-- EXERCISE INPUTS --
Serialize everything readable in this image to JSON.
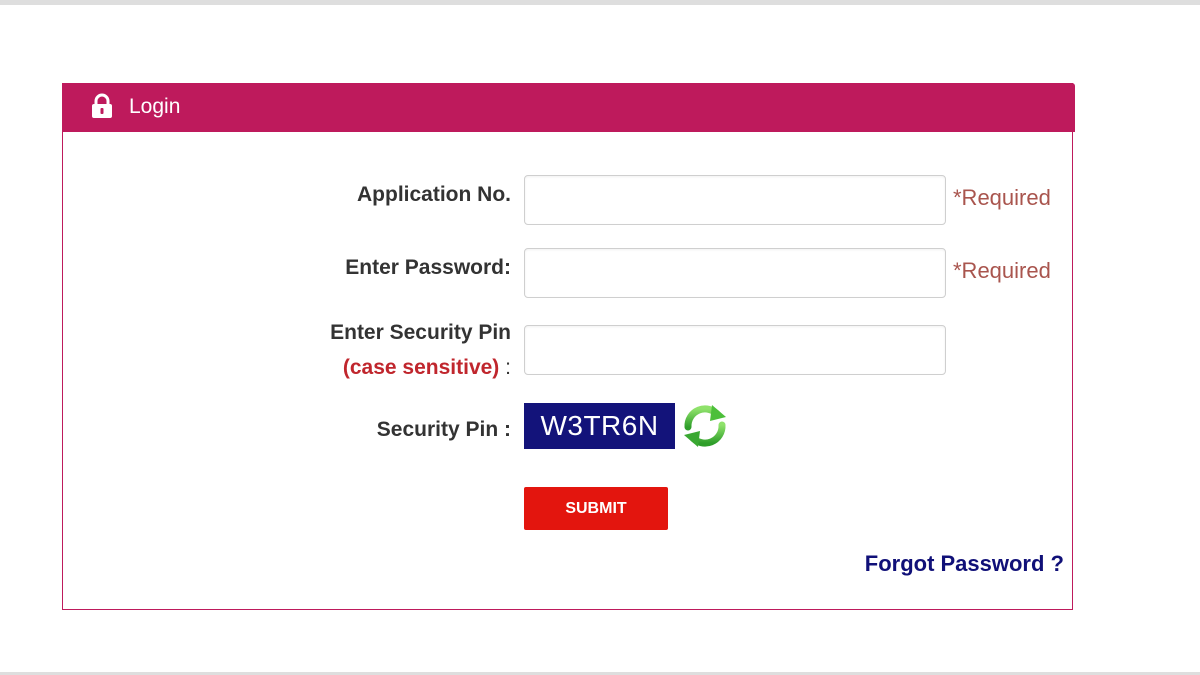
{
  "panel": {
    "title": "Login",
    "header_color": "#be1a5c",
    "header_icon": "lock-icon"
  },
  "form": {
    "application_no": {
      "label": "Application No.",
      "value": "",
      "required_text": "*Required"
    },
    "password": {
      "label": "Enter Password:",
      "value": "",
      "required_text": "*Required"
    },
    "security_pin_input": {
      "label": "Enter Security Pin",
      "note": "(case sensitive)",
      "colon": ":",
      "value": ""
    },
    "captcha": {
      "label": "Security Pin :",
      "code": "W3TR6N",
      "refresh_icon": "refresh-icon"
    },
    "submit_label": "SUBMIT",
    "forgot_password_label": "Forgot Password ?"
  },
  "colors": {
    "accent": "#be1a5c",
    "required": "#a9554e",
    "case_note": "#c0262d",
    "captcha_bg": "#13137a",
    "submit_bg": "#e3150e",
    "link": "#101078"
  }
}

==

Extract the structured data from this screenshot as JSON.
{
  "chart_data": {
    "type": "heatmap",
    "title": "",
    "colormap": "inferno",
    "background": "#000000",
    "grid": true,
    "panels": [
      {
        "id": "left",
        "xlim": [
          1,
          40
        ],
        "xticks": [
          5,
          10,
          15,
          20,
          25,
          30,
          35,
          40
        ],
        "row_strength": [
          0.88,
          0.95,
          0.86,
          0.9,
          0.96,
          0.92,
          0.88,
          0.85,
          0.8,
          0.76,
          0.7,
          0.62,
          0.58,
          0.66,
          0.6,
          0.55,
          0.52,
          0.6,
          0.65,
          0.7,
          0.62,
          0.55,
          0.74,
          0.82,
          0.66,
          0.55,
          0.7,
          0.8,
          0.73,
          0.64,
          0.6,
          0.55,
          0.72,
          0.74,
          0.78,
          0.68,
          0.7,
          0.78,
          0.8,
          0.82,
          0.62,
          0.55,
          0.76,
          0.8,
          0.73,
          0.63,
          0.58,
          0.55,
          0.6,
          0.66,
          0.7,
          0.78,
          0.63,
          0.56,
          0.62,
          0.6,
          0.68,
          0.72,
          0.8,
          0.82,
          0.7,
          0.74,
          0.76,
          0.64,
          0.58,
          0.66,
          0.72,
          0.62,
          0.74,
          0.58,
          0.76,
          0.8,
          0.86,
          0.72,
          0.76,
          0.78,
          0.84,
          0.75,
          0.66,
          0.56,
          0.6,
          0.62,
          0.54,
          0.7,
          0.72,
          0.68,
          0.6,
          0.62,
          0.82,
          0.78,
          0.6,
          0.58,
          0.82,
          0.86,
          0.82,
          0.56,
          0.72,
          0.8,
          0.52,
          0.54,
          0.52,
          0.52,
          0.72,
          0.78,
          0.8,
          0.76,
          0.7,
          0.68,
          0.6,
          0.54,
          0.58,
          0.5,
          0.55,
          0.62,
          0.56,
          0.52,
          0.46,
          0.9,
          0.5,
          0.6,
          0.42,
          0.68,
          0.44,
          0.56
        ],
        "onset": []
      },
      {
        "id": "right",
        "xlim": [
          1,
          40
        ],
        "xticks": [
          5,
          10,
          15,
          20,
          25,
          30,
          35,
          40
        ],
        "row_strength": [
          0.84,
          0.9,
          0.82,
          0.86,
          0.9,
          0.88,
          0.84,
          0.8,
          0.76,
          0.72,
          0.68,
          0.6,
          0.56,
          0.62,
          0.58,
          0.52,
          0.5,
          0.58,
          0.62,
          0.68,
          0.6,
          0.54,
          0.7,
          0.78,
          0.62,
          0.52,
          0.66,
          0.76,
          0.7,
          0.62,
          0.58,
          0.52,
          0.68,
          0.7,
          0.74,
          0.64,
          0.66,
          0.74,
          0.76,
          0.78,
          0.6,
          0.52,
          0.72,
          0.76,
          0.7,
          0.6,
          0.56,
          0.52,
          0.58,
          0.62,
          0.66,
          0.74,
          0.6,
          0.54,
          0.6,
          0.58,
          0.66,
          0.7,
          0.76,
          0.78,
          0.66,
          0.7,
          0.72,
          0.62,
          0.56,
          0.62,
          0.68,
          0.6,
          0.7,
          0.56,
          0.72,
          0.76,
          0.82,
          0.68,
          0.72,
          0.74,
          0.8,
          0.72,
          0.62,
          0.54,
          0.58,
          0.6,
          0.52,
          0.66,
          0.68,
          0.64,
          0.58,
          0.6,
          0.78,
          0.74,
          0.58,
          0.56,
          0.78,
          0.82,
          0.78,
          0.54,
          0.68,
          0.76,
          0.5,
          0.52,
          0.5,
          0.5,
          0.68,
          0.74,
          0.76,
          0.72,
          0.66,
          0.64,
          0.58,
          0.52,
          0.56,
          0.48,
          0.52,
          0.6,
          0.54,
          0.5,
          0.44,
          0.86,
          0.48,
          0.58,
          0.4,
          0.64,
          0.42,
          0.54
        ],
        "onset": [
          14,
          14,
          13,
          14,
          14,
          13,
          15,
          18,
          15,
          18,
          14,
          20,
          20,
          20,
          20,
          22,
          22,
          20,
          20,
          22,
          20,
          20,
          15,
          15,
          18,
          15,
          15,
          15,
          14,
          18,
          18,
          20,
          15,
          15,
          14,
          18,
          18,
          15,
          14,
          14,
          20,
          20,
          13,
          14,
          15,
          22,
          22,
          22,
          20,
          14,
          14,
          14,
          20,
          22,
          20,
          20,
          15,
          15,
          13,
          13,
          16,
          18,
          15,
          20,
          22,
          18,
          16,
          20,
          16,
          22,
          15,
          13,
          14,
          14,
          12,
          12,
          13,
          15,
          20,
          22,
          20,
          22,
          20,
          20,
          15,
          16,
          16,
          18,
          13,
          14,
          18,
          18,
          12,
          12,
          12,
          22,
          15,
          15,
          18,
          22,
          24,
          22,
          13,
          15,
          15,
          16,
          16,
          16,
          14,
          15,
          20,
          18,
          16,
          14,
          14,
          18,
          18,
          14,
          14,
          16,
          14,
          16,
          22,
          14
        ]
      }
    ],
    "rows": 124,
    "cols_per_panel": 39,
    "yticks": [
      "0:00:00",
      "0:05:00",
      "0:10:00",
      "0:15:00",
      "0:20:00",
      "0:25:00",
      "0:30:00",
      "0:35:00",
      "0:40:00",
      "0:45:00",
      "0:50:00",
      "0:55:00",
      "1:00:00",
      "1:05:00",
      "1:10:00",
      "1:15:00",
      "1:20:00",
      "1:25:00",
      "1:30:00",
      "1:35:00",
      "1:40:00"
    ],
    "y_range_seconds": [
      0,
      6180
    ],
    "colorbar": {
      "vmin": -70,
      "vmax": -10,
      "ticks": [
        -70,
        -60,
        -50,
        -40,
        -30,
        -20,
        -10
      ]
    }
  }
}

--

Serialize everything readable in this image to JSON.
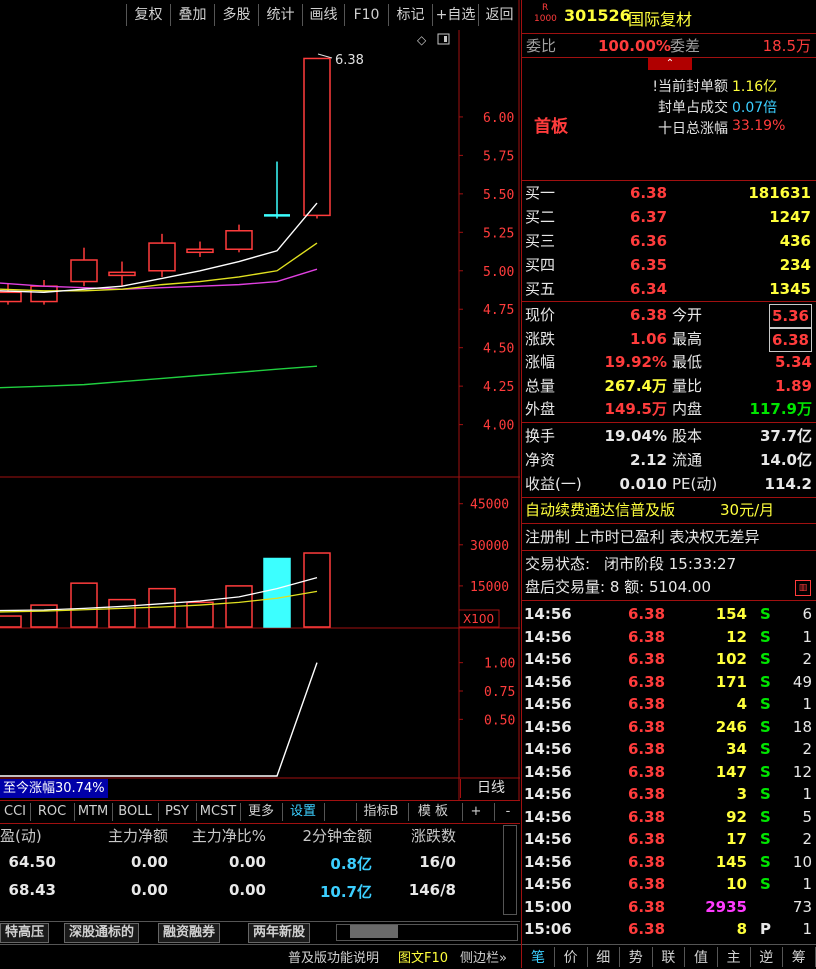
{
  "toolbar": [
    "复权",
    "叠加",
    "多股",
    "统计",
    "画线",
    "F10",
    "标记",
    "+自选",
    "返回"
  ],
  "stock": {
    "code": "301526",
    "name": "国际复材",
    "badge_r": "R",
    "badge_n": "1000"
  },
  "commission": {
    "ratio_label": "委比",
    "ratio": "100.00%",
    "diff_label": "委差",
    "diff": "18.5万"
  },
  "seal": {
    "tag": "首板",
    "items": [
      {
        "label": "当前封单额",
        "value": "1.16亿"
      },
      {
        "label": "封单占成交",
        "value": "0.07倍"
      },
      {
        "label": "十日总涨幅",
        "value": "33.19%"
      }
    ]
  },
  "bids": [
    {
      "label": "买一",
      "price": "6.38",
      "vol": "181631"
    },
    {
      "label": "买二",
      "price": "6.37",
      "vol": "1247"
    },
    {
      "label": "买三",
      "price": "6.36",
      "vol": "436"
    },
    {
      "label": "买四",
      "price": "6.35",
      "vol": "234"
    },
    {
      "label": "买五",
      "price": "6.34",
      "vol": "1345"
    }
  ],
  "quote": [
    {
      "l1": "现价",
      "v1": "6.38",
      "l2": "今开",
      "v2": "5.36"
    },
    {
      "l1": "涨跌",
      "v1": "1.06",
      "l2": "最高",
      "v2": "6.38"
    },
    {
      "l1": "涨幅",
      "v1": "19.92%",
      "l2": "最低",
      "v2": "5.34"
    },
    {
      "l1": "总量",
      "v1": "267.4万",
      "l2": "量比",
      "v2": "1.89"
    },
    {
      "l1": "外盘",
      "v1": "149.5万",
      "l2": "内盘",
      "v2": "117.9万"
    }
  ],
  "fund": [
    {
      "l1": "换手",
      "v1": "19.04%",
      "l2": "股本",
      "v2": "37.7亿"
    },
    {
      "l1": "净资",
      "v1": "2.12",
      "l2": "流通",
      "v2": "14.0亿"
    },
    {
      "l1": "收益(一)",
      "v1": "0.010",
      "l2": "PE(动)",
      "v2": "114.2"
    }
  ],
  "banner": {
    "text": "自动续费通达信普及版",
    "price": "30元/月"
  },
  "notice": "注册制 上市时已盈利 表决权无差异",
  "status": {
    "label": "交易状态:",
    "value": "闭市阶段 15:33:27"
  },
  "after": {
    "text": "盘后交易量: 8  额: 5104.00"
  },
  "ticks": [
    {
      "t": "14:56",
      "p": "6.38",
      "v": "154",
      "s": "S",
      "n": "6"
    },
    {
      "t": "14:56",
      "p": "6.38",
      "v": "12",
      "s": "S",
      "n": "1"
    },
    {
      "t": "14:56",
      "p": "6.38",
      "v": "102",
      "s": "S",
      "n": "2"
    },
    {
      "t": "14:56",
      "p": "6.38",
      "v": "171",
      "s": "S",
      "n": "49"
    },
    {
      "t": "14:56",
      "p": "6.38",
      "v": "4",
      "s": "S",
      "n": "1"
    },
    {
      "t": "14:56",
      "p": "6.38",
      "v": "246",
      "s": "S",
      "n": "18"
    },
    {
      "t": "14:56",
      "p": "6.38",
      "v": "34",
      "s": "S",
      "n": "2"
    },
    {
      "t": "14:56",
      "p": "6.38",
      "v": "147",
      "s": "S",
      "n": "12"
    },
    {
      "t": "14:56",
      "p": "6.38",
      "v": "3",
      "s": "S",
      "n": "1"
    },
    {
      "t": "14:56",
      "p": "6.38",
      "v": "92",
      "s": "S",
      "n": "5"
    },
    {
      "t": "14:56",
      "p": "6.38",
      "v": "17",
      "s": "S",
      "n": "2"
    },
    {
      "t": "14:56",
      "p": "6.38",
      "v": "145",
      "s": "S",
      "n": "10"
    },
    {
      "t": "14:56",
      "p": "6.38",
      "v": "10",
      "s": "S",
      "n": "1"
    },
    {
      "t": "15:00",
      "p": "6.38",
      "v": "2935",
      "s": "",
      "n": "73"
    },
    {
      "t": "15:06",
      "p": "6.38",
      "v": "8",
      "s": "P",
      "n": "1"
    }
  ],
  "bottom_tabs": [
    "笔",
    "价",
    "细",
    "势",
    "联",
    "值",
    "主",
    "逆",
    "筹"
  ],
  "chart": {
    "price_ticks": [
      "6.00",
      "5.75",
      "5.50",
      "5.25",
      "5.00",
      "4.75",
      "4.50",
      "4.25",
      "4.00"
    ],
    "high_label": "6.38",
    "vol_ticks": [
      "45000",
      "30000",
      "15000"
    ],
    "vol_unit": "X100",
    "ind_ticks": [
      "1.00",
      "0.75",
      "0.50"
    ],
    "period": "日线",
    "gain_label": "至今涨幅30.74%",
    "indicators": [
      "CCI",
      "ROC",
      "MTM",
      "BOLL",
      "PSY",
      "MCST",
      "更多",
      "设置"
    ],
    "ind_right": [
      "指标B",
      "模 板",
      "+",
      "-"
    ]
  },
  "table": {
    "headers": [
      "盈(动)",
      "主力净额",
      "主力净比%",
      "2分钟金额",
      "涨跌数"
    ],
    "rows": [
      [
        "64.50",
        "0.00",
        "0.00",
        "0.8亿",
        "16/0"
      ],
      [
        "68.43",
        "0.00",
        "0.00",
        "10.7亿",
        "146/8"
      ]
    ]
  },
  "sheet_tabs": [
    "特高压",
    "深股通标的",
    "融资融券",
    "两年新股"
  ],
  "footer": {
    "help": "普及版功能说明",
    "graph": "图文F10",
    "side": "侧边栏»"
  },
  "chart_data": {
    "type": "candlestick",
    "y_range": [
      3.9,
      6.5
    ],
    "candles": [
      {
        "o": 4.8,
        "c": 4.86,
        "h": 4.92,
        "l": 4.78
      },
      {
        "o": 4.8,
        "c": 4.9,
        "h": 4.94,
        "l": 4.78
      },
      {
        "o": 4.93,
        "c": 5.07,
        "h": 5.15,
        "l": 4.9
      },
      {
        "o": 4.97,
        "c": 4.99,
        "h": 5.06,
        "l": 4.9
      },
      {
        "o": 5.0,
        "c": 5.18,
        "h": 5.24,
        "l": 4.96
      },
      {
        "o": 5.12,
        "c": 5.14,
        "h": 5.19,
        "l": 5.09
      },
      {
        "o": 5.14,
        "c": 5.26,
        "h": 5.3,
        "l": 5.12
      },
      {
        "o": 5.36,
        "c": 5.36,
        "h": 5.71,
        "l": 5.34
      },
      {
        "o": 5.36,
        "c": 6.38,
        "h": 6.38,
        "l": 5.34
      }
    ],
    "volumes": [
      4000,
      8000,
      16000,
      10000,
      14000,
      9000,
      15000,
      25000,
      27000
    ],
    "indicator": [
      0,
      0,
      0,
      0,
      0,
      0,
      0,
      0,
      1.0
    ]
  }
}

-- TASK REQUIREMENTS --
Show, from the material above, each line that includes the string "value".

-- FINAL RESULT --
      "value": "",
      "value": "",
      "value": ""
        "value": "1.16亿"
        "value": "0.07倍"
        "value": "33.19%"
    "value": "闭市阶段 15:33:27"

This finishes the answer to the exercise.